The exercise
Start with the line containing "OCR this image." and write out each line through the end of the listing, exactly as given.

Supplied data

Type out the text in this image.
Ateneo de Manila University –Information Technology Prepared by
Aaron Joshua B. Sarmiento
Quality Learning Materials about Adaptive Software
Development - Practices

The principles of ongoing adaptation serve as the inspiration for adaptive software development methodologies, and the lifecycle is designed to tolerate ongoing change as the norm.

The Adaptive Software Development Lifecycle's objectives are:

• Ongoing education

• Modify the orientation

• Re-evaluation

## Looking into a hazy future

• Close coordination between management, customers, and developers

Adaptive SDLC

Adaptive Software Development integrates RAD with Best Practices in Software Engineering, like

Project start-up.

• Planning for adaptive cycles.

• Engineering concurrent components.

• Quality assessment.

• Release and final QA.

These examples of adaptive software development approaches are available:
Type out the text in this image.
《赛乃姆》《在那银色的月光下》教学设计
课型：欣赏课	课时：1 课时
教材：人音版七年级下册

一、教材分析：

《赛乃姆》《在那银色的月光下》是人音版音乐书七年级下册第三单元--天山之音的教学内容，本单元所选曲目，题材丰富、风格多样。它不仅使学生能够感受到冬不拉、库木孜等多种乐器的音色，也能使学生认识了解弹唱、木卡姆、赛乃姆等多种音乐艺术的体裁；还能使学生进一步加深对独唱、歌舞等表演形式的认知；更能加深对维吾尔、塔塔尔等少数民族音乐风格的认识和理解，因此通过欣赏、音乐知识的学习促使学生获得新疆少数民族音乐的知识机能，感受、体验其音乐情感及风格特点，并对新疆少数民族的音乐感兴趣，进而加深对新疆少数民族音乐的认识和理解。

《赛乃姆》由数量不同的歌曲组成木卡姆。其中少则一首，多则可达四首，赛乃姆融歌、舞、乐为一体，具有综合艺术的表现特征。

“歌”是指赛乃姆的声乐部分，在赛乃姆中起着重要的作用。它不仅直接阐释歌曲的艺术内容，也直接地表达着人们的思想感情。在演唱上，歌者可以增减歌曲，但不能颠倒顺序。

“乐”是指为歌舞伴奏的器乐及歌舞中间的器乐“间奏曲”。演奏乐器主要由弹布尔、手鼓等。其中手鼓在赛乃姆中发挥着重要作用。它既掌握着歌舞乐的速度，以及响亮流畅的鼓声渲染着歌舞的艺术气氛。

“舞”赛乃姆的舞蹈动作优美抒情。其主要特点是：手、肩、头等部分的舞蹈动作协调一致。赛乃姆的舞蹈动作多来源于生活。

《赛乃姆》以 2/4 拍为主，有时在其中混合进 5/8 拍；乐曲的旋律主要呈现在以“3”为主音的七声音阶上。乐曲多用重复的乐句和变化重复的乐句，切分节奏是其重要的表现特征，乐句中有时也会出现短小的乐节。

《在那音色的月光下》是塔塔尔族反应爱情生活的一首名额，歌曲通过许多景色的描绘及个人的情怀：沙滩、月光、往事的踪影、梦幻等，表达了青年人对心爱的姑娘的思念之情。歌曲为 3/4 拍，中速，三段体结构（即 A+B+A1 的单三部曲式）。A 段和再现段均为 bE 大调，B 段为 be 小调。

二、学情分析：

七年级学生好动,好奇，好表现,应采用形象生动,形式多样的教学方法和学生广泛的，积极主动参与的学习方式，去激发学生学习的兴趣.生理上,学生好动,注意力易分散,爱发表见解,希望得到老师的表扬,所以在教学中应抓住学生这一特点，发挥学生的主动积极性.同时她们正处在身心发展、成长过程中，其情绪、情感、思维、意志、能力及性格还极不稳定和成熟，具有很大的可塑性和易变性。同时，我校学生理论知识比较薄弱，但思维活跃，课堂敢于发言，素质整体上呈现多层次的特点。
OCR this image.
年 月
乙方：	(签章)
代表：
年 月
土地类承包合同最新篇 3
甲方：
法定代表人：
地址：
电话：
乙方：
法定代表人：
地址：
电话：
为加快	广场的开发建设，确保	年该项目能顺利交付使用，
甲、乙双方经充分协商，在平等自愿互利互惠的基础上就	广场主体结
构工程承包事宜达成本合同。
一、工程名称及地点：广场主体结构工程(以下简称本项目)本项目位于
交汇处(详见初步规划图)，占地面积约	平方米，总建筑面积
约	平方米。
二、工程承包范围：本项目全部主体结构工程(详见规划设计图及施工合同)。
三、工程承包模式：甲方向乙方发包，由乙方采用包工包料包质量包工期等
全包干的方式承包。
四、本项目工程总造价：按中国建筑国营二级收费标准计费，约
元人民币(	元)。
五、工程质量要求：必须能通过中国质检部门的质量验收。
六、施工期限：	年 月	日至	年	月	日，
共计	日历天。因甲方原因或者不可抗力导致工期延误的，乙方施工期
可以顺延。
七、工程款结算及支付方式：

Final result
OCR this image.
年 月
乙方：	(签章)
代表：
年 月
土地类承包合同最新篇 3
甲方：
法定代表人：
地址：
电话：
乙方：
法定代表人：
地址：
电话：
为加快	广场的开发建设，确保	年该项目能顺利交付使用，
甲、乙双方经充分协商，在平等自愿互利互惠的基础上就	广场主体结
构工程承包事宜达成本合同。
一、工程名称及地点：广场主体结构工程(以下简称本项目)本项目位于
交汇处(详见初步规划图)，占地面积约	平方米，总建筑面积
约	平方米。
二、工程承包范围：本项目全部主体结构工程(详见规划设计图及施工合同)。
三、工程承包模式：甲方向乙方发包，由乙方采用包工包料包质量包工期等
全包干的方式承包。
四、本项目工程总造价：按中国建筑国营二级收费标准计费，约
元人民币(	元)。
五、工程质量要求：必须能通过中国质检部门的质量验收。
六、施工期限：	年 月	日至	年	月	日，
共计	日历天。因甲方原因或者不可抗力导致工期延误的，乙方施工期
可以顺延。
七、工程款结算及支付方式：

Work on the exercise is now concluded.